• GIVEN EXERCISE:
Wherever a line below holds the word "xlabel", copy that line.

Start of RAW DATA

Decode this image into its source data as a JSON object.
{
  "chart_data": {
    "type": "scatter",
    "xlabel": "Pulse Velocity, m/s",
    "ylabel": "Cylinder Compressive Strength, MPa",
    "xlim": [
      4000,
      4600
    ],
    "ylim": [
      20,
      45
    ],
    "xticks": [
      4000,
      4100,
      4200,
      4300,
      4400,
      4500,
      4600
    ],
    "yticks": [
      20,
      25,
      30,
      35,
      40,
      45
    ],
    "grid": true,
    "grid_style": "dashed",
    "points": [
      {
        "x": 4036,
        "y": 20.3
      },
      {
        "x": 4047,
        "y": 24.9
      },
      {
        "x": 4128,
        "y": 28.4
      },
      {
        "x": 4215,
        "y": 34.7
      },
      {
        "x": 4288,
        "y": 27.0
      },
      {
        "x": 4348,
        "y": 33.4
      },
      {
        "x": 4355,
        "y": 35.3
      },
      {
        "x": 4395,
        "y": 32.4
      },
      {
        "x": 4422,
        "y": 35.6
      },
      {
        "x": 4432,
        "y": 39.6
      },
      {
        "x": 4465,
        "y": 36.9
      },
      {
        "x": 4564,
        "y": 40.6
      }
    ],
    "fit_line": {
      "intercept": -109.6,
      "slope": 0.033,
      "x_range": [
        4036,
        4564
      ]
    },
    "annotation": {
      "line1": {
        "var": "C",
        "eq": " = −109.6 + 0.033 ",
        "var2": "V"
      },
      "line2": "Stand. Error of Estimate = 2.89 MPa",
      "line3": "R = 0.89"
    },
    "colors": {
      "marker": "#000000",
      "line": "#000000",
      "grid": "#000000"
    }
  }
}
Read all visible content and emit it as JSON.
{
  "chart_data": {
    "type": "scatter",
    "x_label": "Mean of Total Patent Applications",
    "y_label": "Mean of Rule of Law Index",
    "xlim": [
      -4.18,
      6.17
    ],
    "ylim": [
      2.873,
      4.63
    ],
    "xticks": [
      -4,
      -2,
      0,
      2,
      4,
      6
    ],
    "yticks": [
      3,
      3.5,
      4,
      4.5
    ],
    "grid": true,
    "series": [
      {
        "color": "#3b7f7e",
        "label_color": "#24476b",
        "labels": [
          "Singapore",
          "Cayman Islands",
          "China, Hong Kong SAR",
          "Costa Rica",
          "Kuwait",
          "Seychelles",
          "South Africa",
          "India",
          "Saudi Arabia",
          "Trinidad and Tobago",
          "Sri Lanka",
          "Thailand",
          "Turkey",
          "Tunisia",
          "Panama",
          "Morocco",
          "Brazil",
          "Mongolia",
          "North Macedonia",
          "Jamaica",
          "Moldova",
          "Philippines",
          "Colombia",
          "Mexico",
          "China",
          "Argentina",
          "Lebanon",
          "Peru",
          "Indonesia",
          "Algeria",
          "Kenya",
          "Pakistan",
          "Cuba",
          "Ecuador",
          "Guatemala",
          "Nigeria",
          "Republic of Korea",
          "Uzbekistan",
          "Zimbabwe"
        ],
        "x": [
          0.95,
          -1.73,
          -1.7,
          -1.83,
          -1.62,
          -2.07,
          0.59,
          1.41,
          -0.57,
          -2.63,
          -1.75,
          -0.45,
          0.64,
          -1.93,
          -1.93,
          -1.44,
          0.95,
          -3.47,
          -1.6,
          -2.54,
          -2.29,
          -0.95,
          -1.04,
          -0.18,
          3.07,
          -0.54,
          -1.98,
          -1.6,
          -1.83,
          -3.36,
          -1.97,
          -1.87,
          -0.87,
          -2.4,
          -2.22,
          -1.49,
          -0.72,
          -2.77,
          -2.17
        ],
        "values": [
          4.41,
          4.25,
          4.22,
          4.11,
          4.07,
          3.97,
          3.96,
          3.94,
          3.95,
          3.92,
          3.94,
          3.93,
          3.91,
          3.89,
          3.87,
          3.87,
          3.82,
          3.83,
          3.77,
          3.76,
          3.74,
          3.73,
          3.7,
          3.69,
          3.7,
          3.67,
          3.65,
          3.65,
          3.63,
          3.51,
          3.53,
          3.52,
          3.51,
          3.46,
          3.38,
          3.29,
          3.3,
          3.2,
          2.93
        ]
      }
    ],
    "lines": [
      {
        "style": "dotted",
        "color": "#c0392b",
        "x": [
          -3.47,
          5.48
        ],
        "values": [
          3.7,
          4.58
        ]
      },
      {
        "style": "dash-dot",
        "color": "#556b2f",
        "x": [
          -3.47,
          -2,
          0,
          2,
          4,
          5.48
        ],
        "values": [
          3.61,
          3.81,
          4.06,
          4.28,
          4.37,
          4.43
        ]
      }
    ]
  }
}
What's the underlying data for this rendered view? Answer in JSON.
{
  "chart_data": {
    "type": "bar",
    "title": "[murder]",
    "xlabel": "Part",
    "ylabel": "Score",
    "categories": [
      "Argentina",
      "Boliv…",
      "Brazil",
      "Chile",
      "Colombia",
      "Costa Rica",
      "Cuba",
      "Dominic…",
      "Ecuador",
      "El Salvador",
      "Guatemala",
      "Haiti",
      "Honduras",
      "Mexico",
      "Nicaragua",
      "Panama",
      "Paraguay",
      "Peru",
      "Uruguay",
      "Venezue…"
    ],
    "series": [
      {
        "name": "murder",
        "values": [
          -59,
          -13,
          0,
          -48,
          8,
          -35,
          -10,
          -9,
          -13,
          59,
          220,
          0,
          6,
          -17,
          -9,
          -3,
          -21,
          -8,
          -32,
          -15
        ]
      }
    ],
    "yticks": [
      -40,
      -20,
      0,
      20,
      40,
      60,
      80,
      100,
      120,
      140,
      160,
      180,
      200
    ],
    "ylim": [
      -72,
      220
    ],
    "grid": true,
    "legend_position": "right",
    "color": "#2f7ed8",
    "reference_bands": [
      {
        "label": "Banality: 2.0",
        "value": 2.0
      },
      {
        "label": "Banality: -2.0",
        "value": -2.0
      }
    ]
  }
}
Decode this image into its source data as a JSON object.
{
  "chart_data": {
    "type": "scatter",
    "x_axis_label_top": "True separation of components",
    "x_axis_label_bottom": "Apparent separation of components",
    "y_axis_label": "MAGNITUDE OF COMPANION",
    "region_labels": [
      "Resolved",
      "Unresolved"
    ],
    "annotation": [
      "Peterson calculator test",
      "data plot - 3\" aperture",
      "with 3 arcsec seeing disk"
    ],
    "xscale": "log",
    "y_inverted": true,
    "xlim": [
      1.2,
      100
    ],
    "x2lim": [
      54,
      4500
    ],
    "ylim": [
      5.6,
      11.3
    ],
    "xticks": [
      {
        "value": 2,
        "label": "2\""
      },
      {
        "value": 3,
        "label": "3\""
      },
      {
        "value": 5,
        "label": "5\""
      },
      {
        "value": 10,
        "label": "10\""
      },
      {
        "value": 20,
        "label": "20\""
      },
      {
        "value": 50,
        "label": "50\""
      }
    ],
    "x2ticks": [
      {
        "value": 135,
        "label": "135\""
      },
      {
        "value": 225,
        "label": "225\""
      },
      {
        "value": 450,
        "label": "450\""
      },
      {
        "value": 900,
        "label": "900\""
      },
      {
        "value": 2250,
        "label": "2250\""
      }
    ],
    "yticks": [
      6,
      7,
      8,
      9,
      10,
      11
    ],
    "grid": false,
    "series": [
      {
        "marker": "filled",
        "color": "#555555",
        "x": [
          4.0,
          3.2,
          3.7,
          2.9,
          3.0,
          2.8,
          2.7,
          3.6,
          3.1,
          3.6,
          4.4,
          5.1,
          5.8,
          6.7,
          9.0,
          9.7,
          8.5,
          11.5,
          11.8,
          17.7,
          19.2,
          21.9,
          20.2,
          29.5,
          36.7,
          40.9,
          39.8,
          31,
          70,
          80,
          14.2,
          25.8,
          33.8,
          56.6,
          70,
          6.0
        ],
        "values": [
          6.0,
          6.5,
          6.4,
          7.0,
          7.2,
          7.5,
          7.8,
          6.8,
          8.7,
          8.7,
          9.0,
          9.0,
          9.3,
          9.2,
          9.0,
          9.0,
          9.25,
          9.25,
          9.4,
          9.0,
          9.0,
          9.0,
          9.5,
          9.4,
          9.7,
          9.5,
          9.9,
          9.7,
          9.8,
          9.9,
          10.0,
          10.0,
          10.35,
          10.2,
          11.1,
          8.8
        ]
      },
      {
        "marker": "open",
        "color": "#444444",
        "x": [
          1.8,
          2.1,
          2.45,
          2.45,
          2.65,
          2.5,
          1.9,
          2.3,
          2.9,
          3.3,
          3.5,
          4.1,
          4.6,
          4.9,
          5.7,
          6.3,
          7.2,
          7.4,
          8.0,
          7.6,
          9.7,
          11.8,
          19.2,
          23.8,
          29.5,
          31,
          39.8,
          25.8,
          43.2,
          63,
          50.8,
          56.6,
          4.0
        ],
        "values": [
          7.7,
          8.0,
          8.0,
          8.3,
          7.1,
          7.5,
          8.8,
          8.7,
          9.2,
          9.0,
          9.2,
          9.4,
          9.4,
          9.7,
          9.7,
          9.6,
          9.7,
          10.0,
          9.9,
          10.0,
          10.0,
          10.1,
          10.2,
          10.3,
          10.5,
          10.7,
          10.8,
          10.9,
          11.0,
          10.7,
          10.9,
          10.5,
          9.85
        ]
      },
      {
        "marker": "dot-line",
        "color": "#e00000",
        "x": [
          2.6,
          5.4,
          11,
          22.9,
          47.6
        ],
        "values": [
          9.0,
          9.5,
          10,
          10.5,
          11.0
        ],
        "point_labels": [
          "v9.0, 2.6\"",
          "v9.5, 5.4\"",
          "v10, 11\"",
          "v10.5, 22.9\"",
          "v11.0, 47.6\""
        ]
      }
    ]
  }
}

End of RAW DATA

• ANSWER FOR THE TASK:
    "xlabel": "Pulse Velocity, m/s",
    "xlabel": "Part",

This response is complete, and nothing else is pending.